-- start --
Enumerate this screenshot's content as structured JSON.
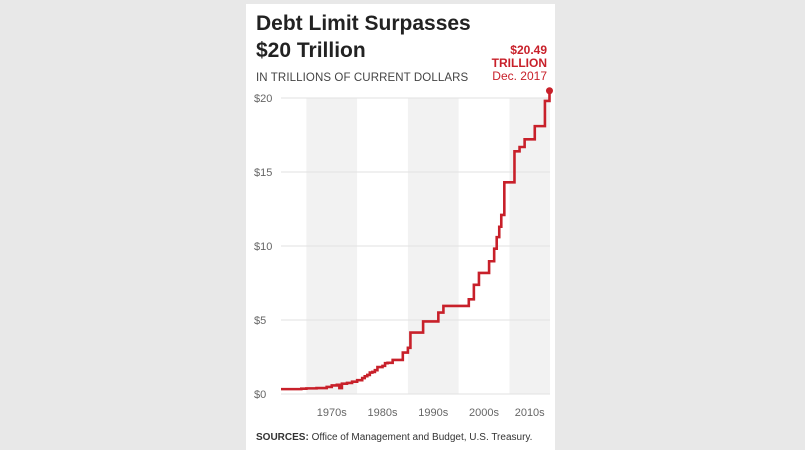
{
  "chart_data": {
    "type": "line",
    "title": "Debt Limit Surpasses $20 Trillion",
    "subtitle": "IN TRILLIONS OF CURRENT DOLLARS",
    "ylim": [
      0,
      20
    ],
    "yticks": [
      0,
      5,
      10,
      15,
      20
    ],
    "ytick_labels": [
      "$0",
      "$5",
      "$10",
      "$15",
      "$20"
    ],
    "xlim": [
      1965,
      2018
    ],
    "decades": [
      {
        "label": "1970s",
        "start": 1970,
        "end": 1980
      },
      {
        "label": "1980s",
        "start": 1980,
        "end": 1990
      },
      {
        "label": "1990s",
        "start": 1990,
        "end": 2000
      },
      {
        "label": "2000s",
        "start": 2000,
        "end": 2010
      },
      {
        "label": "2010s",
        "start": 2010,
        "end": 2018
      }
    ],
    "series": [
      {
        "color": "#c8202a",
        "step": true,
        "x": [
          1965,
          1969,
          1970,
          1972,
          1974,
          1975,
          1976,
          1976.5,
          1977,
          1978,
          1979,
          1980,
          1981,
          1981.5,
          1982,
          1982.5,
          1983,
          1983.5,
          1984,
          1985,
          1985.5,
          1986,
          1987,
          1989,
          1990,
          1990.5,
          1993,
          1996,
          1997,
          1998,
          2001,
          2002,
          2003,
          2004,
          2005,
          2006,
          2007,
          2007.5,
          2008,
          2008.4,
          2008.7,
          2009,
          2010,
          2011,
          2011.5,
          2012,
          2013,
          2014,
          2015,
          2017,
          2017.9
        ],
        "y": [
          0.33,
          0.36,
          0.38,
          0.4,
          0.48,
          0.58,
          0.62,
          0.4,
          0.7,
          0.75,
          0.83,
          0.93,
          1.08,
          1.2,
          1.29,
          1.45,
          1.49,
          1.61,
          1.82,
          1.9,
          2.08,
          2.11,
          2.3,
          2.8,
          3.12,
          4.15,
          4.9,
          5.5,
          5.95,
          5.95,
          5.95,
          6.4,
          7.38,
          8.18,
          8.18,
          8.97,
          9.82,
          10.6,
          11.3,
          12.1,
          12.1,
          14.3,
          14.3,
          16.4,
          16.4,
          16.69,
          17.21,
          17.21,
          18.1,
          19.8,
          20.49
        ]
      }
    ],
    "annotation": {
      "value": "$20.49",
      "unit": "TRILLION",
      "date": "Dec. 2017"
    },
    "source_label": "SOURCES:",
    "source_text": "Office of Management and Budget, U.S. Treasury.",
    "colors": {
      "line": "#c8202a",
      "band": "#f2f2f2",
      "grid": "#e2e2e2",
      "axis": "#666666"
    }
  }
}
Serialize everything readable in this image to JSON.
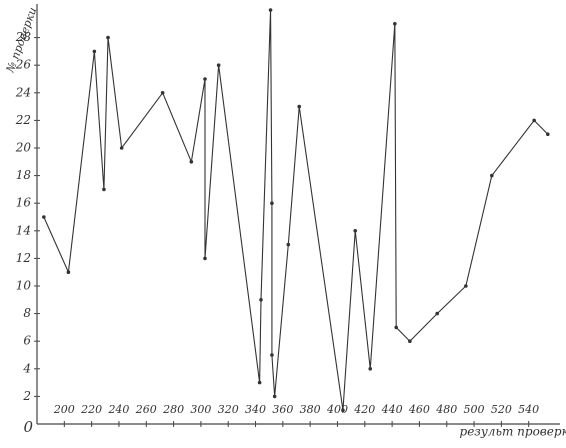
-- end --
Nothing in the entries above should change when they are printed again, except that the pictures are dropped.

FINISHED TASK -
Enumerate this screenshot's content as structured JSON.
{
  "chart_data": {
    "type": "line",
    "title": "Debt Limit Surpasses $20 Trillion",
    "subtitle": "IN TRILLIONS OF CURRENT DOLLARS",
    "ylim": [
      0,
      20
    ],
    "yticks": [
      0,
      5,
      10,
      15,
      20
    ],
    "ytick_labels": [
      "$0",
      "$5",
      "$10",
      "$15",
      "$20"
    ],
    "xlim": [
      1965,
      2018
    ],
    "decades": [
      {
        "label": "1970s",
        "start": 1970,
        "end": 1980
      },
      {
        "label": "1980s",
        "start": 1980,
        "end": 1990
      },
      {
        "label": "1990s",
        "start": 1990,
        "end": 2000
      },
      {
        "label": "2000s",
        "start": 2000,
        "end": 2010
      },
      {
        "label": "2010s",
        "start": 2010,
        "end": 2018
      }
    ],
    "series": [
      {
        "color": "#c8202a",
        "step": true,
        "x": [
          1965,
          1969,
          1970,
          1972,
          1974,
          1975,
          1976,
          1976.5,
          1977,
          1978,
          1979,
          1980,
          1981,
          1981.5,
          1982,
          1982.5,
          1983,
          1983.5,
          1984,
          1985,
          1985.5,
          1986,
          1987,
          1989,
          1990,
          1990.5,
          1993,
          1996,
          1997,
          1998,
          2001,
          2002,
          2003,
          2004,
          2005,
          2006,
          2007,
          2007.5,
          2008,
          2008.4,
          2008.7,
          2009,
          2010,
          2011,
          2011.5,
          2012,
          2013,
          2014,
          2015,
          2017,
          2017.9
        ],
        "y": [
          0.33,
          0.36,
          0.38,
          0.4,
          0.48,
          0.58,
          0.62,
          0.4,
          0.7,
          0.75,
          0.83,
          0.93,
          1.08,
          1.2,
          1.29,
          1.45,
          1.49,
          1.61,
          1.82,
          1.9,
          2.08,
          2.11,
          2.3,
          2.8,
          3.12,
          4.15,
          4.9,
          5.5,
          5.95,
          5.95,
          5.95,
          6.4,
          7.38,
          8.18,
          8.18,
          8.97,
          9.82,
          10.6,
          11.3,
          12.1,
          12.1,
          14.3,
          14.3,
          16.4,
          16.4,
          16.69,
          17.21,
          17.21,
          18.1,
          19.8,
          20.49
        ]
      }
    ],
    "annotation": {
      "value": "$20.49",
      "unit": "TRILLION",
      "date": "Dec. 2017"
    },
    "source_label": "SOURCES:",
    "source_text": "Office of Management and Budget, U.S. Treasury.",
    "colors": {
      "line": "#c8202a",
      "band": "#f2f2f2",
      "grid": "#e2e2e2",
      "axis": "#666666"
    }
  }
}
Serialize everything readable in this image to JSON.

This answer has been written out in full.